> _Records for this task_:
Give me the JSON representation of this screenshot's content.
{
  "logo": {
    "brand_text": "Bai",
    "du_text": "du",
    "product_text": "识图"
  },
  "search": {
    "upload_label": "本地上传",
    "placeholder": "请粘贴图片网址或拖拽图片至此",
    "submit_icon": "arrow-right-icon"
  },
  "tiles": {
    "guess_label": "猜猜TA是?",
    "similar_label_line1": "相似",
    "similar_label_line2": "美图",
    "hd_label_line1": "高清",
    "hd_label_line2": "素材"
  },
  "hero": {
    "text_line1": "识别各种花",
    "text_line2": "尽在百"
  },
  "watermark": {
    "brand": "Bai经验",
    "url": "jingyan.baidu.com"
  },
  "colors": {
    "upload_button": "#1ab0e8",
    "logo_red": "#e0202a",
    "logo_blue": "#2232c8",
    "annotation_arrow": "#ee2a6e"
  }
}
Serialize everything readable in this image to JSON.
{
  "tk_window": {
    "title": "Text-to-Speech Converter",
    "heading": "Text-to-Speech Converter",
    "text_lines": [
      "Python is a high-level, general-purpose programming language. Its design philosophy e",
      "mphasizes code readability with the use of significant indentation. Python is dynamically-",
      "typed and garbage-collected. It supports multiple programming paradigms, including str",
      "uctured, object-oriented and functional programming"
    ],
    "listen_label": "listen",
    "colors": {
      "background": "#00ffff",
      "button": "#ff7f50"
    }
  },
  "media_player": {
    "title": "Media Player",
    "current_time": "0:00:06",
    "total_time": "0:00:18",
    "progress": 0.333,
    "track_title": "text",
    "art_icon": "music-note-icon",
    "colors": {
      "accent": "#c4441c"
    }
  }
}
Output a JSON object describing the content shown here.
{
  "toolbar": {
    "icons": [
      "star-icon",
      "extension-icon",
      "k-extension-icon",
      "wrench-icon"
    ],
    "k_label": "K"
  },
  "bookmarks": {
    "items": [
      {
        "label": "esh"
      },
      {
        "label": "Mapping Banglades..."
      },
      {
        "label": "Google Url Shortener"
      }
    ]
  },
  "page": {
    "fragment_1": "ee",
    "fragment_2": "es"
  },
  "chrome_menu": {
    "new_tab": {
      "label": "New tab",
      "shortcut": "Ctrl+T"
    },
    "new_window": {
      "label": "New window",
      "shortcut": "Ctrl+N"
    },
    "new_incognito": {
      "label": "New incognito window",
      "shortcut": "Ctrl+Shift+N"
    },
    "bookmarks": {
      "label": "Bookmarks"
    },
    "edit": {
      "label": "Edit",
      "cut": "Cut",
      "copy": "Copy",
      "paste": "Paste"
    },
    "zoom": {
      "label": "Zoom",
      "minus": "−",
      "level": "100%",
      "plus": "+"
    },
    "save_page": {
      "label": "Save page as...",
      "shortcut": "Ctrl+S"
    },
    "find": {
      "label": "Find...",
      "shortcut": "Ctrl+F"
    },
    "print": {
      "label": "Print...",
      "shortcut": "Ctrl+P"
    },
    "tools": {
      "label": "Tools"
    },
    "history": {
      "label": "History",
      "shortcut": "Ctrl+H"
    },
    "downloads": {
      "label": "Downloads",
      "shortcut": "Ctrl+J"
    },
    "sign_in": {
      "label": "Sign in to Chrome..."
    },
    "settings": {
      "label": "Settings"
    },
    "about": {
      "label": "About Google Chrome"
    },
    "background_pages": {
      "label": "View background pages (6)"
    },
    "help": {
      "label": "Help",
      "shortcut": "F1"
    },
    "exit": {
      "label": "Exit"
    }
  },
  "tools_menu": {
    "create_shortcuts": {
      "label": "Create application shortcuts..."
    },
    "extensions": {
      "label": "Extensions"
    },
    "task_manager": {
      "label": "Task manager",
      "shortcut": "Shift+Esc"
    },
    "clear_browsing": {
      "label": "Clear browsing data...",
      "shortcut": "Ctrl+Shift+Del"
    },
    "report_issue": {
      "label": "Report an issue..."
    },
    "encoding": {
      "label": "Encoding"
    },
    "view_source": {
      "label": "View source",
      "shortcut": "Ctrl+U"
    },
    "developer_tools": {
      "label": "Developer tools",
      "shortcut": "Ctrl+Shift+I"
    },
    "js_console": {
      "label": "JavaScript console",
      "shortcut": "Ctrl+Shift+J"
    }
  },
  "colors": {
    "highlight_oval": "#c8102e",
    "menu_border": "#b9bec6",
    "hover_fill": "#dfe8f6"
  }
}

> _Short problem_:
Return the whole listing exactly.

> _Expected output_:
Give me the JSON representation of this screenshot's content.
{
  "logo": {
    "brand_text": "Bai",
    "du_text": "du",
    "product_text": "识图"
  },
  "search": {
    "upload_label": "本地上传",
    "placeholder": "请粘贴图片网址或拖拽图片至此",
    "submit_icon": "arrow-right-icon"
  },
  "tiles": {
    "guess_label": "猜猜TA是?",
    "similar_label_line1": "相似",
    "similar_label_line2": "美图",
    "hd_label_line1": "高清",
    "hd_label_line2": "素材"
  },
  "hero": {
    "text_line1": "识别各种花",
    "text_line2": "尽在百"
  },
  "watermark": {
    "brand": "Bai经验",
    "url": "jingyan.baidu.com"
  },
  "colors": {
    "upload_button": "#1ab0e8",
    "logo_red": "#e0202a",
    "logo_blue": "#2232c8",
    "annotation_arrow": "#ee2a6e"
  }
}
Serialize everything readable in this image to JSON.
{
  "tk_window": {
    "title": "Text-to-Speech Converter",
    "heading": "Text-to-Speech Converter",
    "text_lines": [
      "Python is a high-level, general-purpose programming language. Its design philosophy e",
      "mphasizes code readability with the use of significant indentation. Python is dynamically-",
      "typed and garbage-collected. It supports multiple programming paradigms, including str",
      "uctured, object-oriented and functional programming"
    ],
    "listen_label": "listen",
    "colors": {
      "background": "#00ffff",
      "button": "#ff7f50"
    }
  },
  "media_player": {
    "title": "Media Player",
    "current_time": "0:00:06",
    "total_time": "0:00:18",
    "progress": 0.333,
    "track_title": "text",
    "art_icon": "music-note-icon",
    "colors": {
      "accent": "#c4441c"
    }
  }
}
Output a JSON object describing the content shown here.
{
  "toolbar": {
    "icons": [
      "star-icon",
      "extension-icon",
      "k-extension-icon",
      "wrench-icon"
    ],
    "k_label": "K"
  },
  "bookmarks": {
    "items": [
      {
        "label": "esh"
      },
      {
        "label": "Mapping Banglades..."
      },
      {
        "label": "Google Url Shortener"
      }
    ]
  },
  "page": {
    "fragment_1": "ee",
    "fragment_2": "es"
  },
  "chrome_menu": {
    "new_tab": {
      "label": "New tab",
      "shortcut": "Ctrl+T"
    },
    "new_window": {
      "label": "New window",
      "shortcut": "Ctrl+N"
    },
    "new_incognito": {
      "label": "New incognito window",
      "shortcut": "Ctrl+Shift+N"
    },
    "bookmarks": {
      "label": "Bookmarks"
    },
    "edit": {
      "label": "Edit",
      "cut": "Cut",
      "copy": "Copy",
      "paste": "Paste"
    },
    "zoom": {
      "label": "Zoom",
      "minus": "−",
      "level": "100%",
      "plus": "+"
    },
    "save_page": {
      "label": "Save page as...",
      "shortcut": "Ctrl+S"
    },
    "find": {
      "label": "Find...",
      "shortcut": "Ctrl+F"
    },
    "print": {
      "label": "Print...",
      "shortcut": "Ctrl+P"
    },
    "tools": {
      "label": "Tools"
    },
    "history": {
      "label": "History",
      "shortcut": "Ctrl+H"
    },
    "downloads": {
      "label": "Downloads",
      "shortcut": "Ctrl+J"
    },
    "sign_in": {
      "label": "Sign in to Chrome..."
    },
    "settings": {
      "label": "Settings"
    },
    "about": {
      "label": "About Google Chrome"
    },
    "background_pages": {
      "label": "View background pages (6)"
    },
    "help": {
      "label": "Help",
      "shortcut": "F1"
    },
    "exit": {
      "label": "Exit"
    }
  },
  "tools_menu": {
    "create_shortcuts": {
      "label": "Create application shortcuts..."
    },
    "extensions": {
      "label": "Extensions"
    },
    "task_manager": {
      "label": "Task manager",
      "shortcut": "Shift+Esc"
    },
    "clear_browsing": {
      "label": "Clear browsing data...",
      "shortcut": "Ctrl+Shift+Del"
    },
    "report_issue": {
      "label": "Report an issue..."
    },
    "encoding": {
      "label": "Encoding"
    },
    "view_source": {
      "label": "View source",
      "shortcut": "Ctrl+U"
    },
    "developer_tools": {
      "label": "Developer tools",
      "shortcut": "Ctrl+Shift+I"
    },
    "js_console": {
      "label": "JavaScript console",
      "shortcut": "Ctrl+Shift+J"
    }
  },
  "colors": {
    "highlight_oval": "#c8102e",
    "menu_border": "#b9bec6",
    "hover_fill": "#dfe8f6"
  }
}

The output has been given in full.